══ DATA SUPPLIED

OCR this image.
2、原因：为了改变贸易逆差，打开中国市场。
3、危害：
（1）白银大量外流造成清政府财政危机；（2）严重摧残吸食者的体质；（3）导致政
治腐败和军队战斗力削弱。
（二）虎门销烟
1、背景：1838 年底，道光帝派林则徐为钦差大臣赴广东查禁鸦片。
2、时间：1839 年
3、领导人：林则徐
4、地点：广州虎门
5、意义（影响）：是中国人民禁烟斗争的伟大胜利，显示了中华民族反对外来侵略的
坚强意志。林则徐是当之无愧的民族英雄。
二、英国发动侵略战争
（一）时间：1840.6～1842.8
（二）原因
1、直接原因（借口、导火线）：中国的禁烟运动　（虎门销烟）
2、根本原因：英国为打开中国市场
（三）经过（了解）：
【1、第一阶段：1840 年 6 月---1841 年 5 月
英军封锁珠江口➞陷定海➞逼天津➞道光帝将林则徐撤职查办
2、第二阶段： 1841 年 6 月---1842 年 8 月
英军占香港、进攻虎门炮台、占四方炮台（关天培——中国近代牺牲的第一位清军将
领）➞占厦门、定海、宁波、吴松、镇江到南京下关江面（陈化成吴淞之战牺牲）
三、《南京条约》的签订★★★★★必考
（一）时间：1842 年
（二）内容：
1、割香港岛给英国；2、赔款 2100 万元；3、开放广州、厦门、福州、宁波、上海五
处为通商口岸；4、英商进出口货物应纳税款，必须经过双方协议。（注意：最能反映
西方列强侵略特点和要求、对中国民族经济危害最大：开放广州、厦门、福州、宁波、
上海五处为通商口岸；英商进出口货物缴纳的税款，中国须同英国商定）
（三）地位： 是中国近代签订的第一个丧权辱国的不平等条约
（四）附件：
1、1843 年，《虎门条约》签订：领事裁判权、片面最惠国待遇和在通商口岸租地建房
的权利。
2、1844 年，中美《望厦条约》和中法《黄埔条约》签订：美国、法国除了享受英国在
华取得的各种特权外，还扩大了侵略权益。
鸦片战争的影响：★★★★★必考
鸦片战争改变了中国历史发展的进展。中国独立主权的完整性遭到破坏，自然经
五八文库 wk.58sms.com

════

**EXERCISE DETAILS:** From the listing above, copy every line that includes the word "开放广州".

**ANSWER TO THE TASK:**
1、割香港岛给英国；2、赔款 2100 万元；3、开放广州、厦门、福州、宁波、上海五
西方列强侵略特点和要求、对中国民族经济危害最大：开放广州、厦门、福州、宁波、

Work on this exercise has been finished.